# TASK TO CARRY OUT
Select the lines that contain "neutral" and copy each of them.

# RECORDS SUPPLIED

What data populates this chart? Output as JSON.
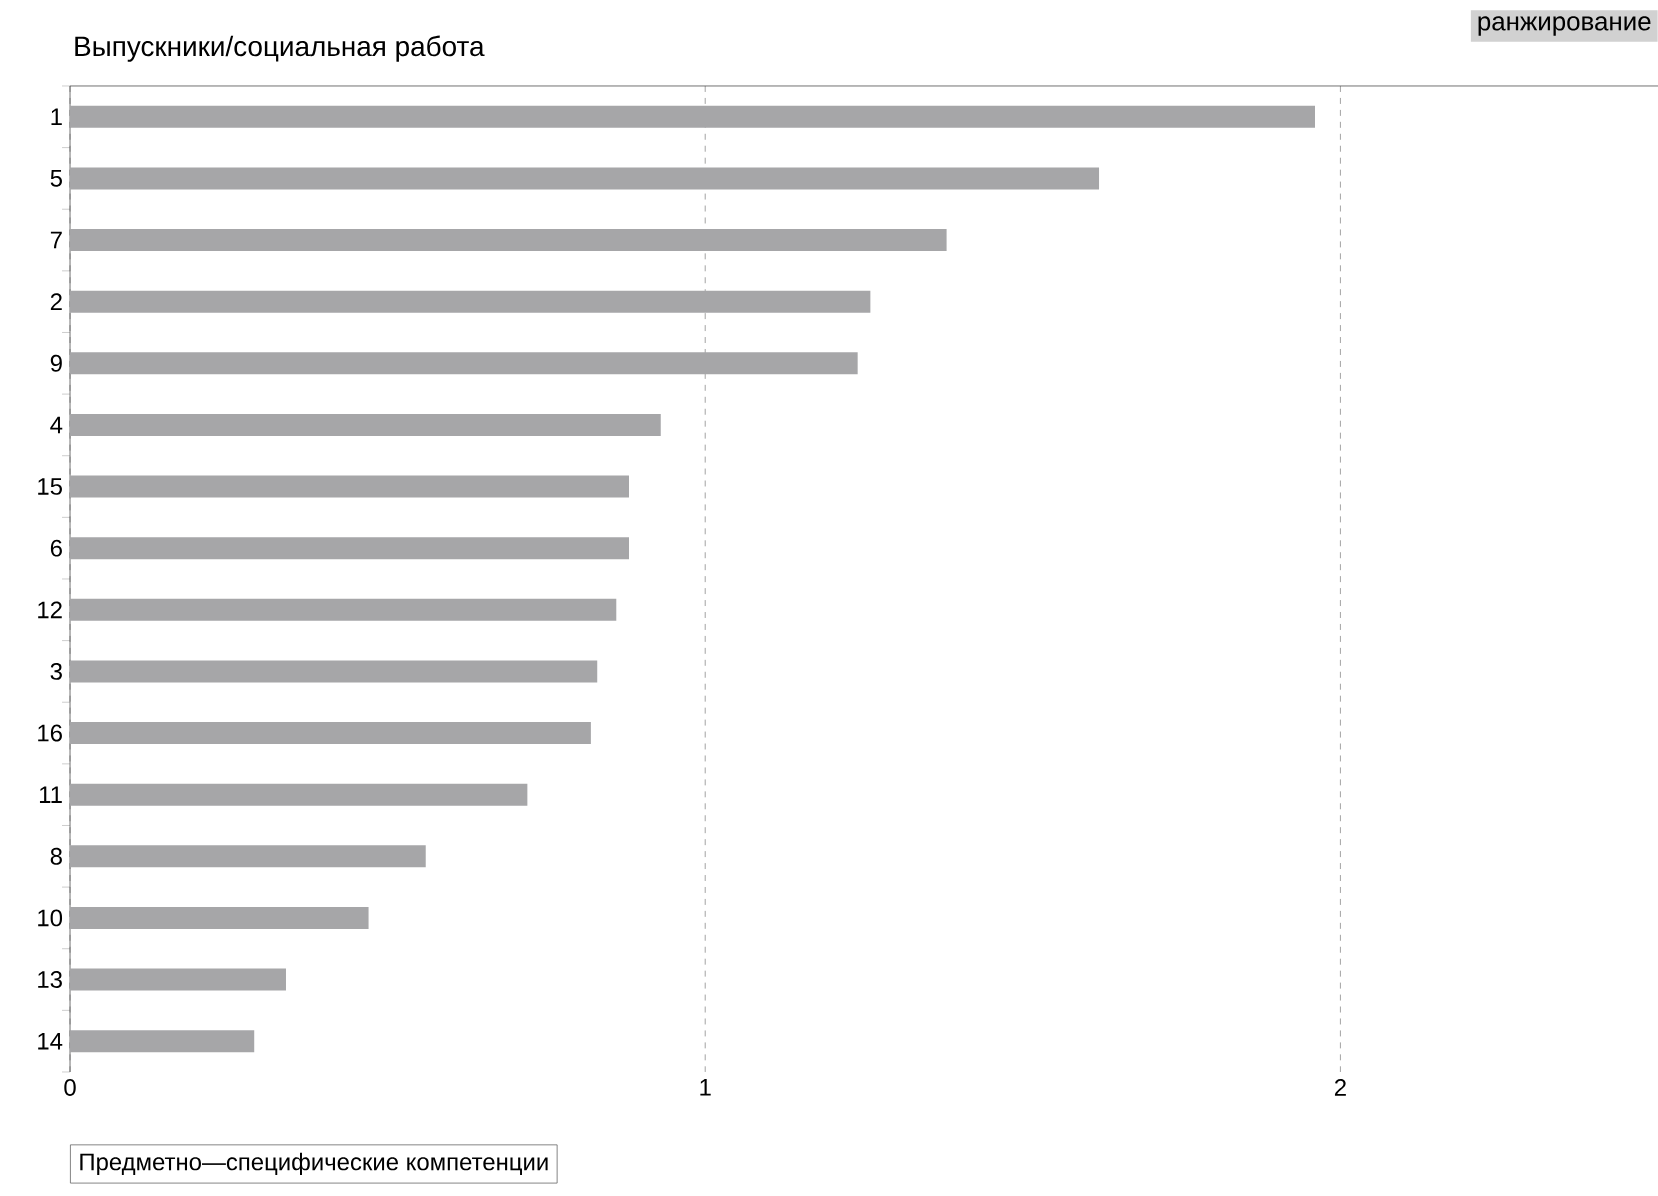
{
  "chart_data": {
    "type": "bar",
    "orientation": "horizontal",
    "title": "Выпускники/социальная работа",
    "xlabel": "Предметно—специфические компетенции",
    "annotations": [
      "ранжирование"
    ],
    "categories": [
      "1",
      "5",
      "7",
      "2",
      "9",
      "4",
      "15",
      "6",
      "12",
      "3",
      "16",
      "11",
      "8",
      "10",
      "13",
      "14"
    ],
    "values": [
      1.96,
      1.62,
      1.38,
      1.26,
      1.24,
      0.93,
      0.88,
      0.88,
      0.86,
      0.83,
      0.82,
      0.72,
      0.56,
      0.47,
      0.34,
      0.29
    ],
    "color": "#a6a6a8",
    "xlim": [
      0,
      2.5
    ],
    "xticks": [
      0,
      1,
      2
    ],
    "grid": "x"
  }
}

* * *

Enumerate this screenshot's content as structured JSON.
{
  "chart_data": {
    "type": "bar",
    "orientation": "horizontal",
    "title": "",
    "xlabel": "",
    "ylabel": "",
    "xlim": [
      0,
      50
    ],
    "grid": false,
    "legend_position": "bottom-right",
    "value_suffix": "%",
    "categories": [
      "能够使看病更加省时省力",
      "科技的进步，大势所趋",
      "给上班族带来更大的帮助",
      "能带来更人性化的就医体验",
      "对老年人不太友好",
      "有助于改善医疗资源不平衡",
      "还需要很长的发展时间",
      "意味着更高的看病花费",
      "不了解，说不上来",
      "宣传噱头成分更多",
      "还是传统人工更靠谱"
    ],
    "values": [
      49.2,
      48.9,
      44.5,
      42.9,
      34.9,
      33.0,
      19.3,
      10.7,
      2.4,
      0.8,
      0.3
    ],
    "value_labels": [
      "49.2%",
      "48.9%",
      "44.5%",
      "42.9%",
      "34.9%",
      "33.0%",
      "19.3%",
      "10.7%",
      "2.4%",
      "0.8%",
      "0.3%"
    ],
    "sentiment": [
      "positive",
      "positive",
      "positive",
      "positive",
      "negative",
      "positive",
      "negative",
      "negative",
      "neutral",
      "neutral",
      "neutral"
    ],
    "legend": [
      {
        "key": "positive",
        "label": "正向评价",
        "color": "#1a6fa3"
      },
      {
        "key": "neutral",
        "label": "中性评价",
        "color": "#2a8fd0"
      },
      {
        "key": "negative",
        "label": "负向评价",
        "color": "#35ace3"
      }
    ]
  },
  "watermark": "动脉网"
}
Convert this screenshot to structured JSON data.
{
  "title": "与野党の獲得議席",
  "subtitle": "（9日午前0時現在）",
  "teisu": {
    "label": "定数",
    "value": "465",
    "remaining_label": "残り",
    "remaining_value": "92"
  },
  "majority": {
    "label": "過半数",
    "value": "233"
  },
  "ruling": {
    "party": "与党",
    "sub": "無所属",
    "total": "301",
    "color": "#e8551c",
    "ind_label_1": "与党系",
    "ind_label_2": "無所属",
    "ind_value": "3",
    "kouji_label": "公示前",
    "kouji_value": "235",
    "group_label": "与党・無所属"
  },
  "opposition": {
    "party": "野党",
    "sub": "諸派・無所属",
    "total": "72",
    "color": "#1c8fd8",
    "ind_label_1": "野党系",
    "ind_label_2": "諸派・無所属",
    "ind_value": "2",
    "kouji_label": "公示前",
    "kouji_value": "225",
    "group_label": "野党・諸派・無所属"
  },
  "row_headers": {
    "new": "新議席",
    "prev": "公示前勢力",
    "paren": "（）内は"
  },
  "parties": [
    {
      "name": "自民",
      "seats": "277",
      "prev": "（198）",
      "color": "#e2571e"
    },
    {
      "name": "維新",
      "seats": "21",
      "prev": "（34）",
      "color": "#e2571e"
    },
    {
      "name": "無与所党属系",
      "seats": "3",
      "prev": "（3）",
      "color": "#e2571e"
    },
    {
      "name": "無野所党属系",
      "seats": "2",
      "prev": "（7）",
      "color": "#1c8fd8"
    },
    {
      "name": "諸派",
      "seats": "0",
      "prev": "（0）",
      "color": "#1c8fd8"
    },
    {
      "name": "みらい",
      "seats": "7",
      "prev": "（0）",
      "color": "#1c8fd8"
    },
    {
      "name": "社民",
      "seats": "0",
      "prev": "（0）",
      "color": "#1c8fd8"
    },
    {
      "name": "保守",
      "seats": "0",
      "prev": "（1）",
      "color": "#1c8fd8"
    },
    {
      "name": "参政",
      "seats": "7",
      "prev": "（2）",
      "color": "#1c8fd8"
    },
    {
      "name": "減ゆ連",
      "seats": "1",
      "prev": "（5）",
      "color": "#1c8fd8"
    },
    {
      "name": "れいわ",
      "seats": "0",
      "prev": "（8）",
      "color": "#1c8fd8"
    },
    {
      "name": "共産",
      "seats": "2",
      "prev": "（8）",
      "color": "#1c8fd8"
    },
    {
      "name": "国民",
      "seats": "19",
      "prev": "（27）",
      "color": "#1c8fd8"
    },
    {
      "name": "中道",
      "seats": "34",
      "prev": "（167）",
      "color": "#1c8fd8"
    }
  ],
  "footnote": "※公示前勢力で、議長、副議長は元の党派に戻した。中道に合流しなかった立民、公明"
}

# EXPECTED ANSWER
      "neutral",
      "neutral",
      "neutral"
        "key": "neutral",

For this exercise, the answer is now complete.